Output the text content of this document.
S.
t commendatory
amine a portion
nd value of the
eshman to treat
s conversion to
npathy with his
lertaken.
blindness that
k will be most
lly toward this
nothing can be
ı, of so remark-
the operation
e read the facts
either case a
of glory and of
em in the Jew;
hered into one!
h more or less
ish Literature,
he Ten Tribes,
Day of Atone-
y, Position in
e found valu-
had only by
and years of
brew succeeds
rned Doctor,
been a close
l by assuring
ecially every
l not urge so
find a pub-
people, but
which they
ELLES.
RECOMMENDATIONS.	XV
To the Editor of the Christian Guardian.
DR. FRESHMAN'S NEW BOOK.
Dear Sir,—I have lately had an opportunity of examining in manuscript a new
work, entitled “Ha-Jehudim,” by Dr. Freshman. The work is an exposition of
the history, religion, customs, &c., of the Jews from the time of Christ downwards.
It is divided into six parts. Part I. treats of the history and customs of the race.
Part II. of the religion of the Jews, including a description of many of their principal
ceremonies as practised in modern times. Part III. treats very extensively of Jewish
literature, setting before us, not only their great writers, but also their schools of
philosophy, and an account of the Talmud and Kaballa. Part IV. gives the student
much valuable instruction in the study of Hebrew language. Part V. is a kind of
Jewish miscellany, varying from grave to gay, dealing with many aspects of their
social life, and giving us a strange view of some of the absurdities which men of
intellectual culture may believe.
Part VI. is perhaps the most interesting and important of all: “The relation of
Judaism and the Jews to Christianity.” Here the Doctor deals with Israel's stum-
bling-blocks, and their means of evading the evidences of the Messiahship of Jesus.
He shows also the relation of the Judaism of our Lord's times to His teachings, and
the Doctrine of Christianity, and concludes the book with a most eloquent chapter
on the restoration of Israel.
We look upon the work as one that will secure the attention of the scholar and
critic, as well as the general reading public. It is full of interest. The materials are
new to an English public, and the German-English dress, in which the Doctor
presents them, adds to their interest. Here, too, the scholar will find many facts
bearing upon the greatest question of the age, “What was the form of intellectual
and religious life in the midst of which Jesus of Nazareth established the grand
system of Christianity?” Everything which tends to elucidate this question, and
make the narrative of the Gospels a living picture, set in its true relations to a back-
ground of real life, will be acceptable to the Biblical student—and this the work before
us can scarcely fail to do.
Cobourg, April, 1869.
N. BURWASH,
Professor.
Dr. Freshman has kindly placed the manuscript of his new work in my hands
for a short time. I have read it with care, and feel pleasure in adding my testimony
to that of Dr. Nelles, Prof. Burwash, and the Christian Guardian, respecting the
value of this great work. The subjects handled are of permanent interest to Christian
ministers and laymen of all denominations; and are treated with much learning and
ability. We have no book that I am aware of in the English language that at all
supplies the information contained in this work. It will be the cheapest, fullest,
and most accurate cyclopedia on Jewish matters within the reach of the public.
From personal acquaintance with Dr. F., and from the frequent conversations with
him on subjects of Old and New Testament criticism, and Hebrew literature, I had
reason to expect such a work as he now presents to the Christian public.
● ● ● ●
» TASK STATEMENT
Here, the records must be output exactly and in full.

» OUTPUT FOR THIS EXERCISE
Output the text content of this document.
S.
t commendatory
amine a portion
nd value of the
eshman to treat
s conversion to
npathy with his
lertaken.
blindness that
k will be most
lly toward this
nothing can be
ı, of so remark-
the operation
e read the facts
either case a
of glory and of
em in the Jew;
hered into one!
h more or less
ish Literature,
he Ten Tribes,
Day of Atone-
y, Position in
e found valu-
had only by
and years of
brew succeeds
rned Doctor,
been a close
l by assuring
ecially every
l not urge so
find a pub-
people, but
which they
ELLES.
RECOMMENDATIONS.	XV
To the Editor of the Christian Guardian.
DR. FRESHMAN'S NEW BOOK.
Dear Sir,—I have lately had an opportunity of examining in manuscript a new
work, entitled “Ha-Jehudim,” by Dr. Freshman. The work is an exposition of
the history, religion, customs, &c., of the Jews from the time of Christ downwards.
It is divided into six parts. Part I. treats of the history and customs of the race.
Part II. of the religion of the Jews, including a description of many of their principal
ceremonies as practised in modern times. Part III. treats very extensively of Jewish
literature, setting before us, not only their great writers, but also their schools of
philosophy, and an account of the Talmud and Kaballa. Part IV. gives the student
much valuable instruction in the study of Hebrew language. Part V. is a kind of
Jewish miscellany, varying from grave to gay, dealing with many aspects of their
social life, and giving us a strange view of some of the absurdities which men of
intellectual culture may believe.
Part VI. is perhaps the most interesting and important of all: “The relation of
Judaism and the Jews to Christianity.” Here the Doctor deals with Israel's stum-
bling-blocks, and their means of evading the evidences of the Messiahship of Jesus.
He shows also the relation of the Judaism of our Lord's times to His teachings, and
the Doctrine of Christianity, and concludes the book with a most eloquent chapter
on the restoration of Israel.
We look upon the work as one that will secure the attention of the scholar and
critic, as well as the general reading public. It is full of interest. The materials are
new to an English public, and the German-English dress, in which the Doctor
presents them, adds to their interest. Here, too, the scholar will find many facts
bearing upon the greatest question of the age, “What was the form of intellectual
and religious life in the midst of which Jesus of Nazareth established the grand
system of Christianity?” Everything which tends to elucidate this question, and
make the narrative of the Gospels a living picture, set in its true relations to a back-
ground of real life, will be acceptable to the Biblical student—and this the work before
us can scarcely fail to do.
Cobourg, April, 1869.
N. BURWASH,
Professor.
Dr. Freshman has kindly placed the manuscript of his new work in my hands
for a short time. I have read it with care, and feel pleasure in adding my testimony
to that of Dr. Nelles, Prof. Burwash, and the Christian Guardian, respecting the
value of this great work. The subjects handled are of permanent interest to Christian
ministers and laymen of all denominations; and are treated with much learning and
ability. We have no book that I am aware of in the English language that at all
supplies the information contained in this work. It will be the cheapest, fullest,
and most accurate cyclopedia on Jewish matters within the reach of the public.
From personal acquaintance with Dr. F., and from the frequent conversations with
him on subjects of Old and New Testament criticism, and Hebrew literature, I had
reason to expect such a work as he now presents to the Christian public.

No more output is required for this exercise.